* **Description of the task**: Copy all the entries word for word, but omit the pictures.

* **Recorded information**:
• • • • • • •

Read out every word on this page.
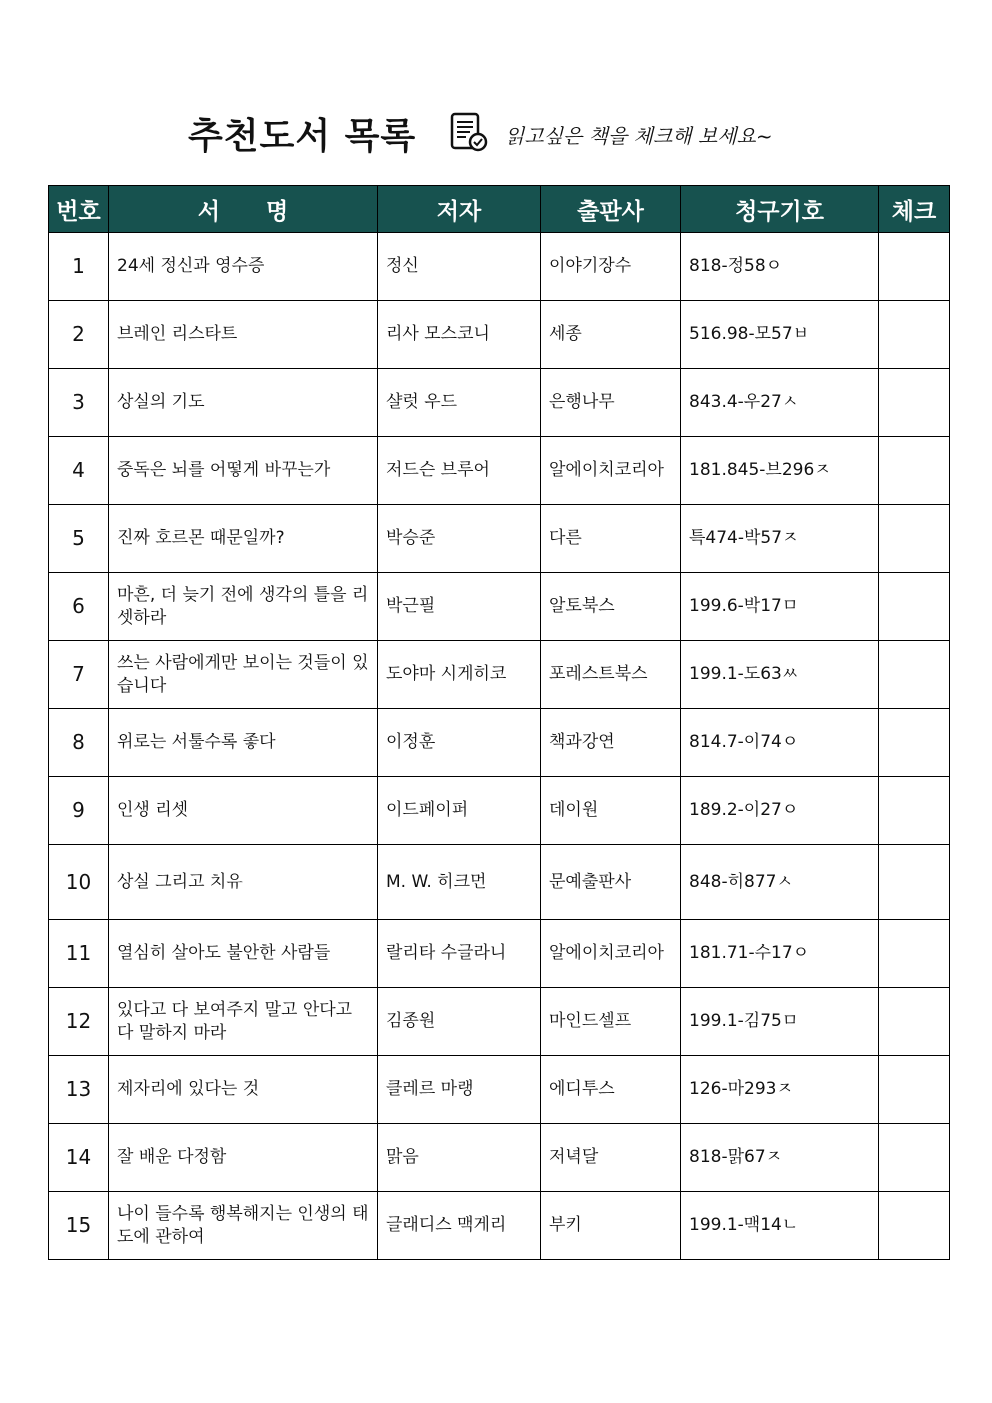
추천도서 목록	읽고싶은 책을 체크해 보세요~
번호	서　　명	저자	출판사	청구기호	체크
1	24세 정신과 영수증	정신	이야기장수	818-정58ㅇ	
2	브레인 리스타트	리사 모스코니	세종	516.98-모57ㅂ	
3	상실의 기도	샬럿 우드	은행나무	843.4-우27ㅅ	
4	중독은 뇌를 어떻게 바꾸는가	저드슨 브루어	알에이치코리아	181.845-브296ㅈ	
5	진짜 호르몬 때문일까?	박승준	다른	특474-박57ㅈ	
6	마흔, 더 늦기 전에 생각의 틀을 리셋하라	박근필	알토북스	199.6-박17ㅁ	
7	쓰는 사람에게만 보이는 것들이 있습니다	도야마 시게히코	포레스트북스	199.1-도63ㅆ	
8	위로는 서툴수록 좋다	이정훈	책과강연	814.7-이74ㅇ	
9	인생 리셋	이드페이퍼	데이원	189.2-이27ㅇ	
10	상실 그리고 치유	M. W. 히크먼	문예출판사	848-히877ㅅ	
11	열심히 살아도 불안한 사람들	랄리타 수글라니	알에이치코리아	181.71-수17ㅇ	
12	있다고 다 보여주지 말고 안다고 다 말하지 마라	김종원	마인드셀프	199.1-김75ㅁ	
13	제자리에 있다는 것	클레르 마랭	에디투스	126-마293ㅈ	
14	잘 배운 다정함	맑음	저녁달	818-맑67ㅈ	
15	나이 들수록 행복해지는 인생의 태도에 관하여	글래디스 맥게리	부키	199.1-맥14ㄴ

• • • • • • •

* **Expected answer**:
Read out every word on this page.
추천도서 목록	읽고싶은 책을 체크해 보세요~
번호	서　　명	저자	출판사	청구기호	체크
1	24세 정신과 영수증	정신	이야기장수	818-정58ㅇ	
2	브레인 리스타트	리사 모스코니	세종	516.98-모57ㅂ	
3	상실의 기도	샬럿 우드	은행나무	843.4-우27ㅅ	
4	중독은 뇌를 어떻게 바꾸는가	저드슨 브루어	알에이치코리아	181.845-브296ㅈ	
5	진짜 호르몬 때문일까?	박승준	다른	특474-박57ㅈ	
6	마흔, 더 늦기 전에 생각의 틀을 리셋하라	박근필	알토북스	199.6-박17ㅁ	
7	쓰는 사람에게만 보이는 것들이 있습니다	도야마 시게히코	포레스트북스	199.1-도63ㅆ	
8	위로는 서툴수록 좋다	이정훈	책과강연	814.7-이74ㅇ	
9	인생 리셋	이드페이퍼	데이원	189.2-이27ㅇ	
10	상실 그리고 치유	M. W. 히크먼	문예출판사	848-히877ㅅ	
11	열심히 살아도 불안한 사람들	랄리타 수글라니	알에이치코리아	181.71-수17ㅇ	
12	있다고 다 보여주지 말고 안다고 다 말하지 마라	김종원	마인드셀프	199.1-김75ㅁ	
13	제자리에 있다는 것	클레르 마랭	에디투스	126-마293ㅈ	
14	잘 배운 다정함	맑음	저녁달	818-맑67ㅈ	
15	나이 들수록 행복해지는 인생의 태도에 관하여	글래디스 맥게리	부키	199.1-맥14ㄴ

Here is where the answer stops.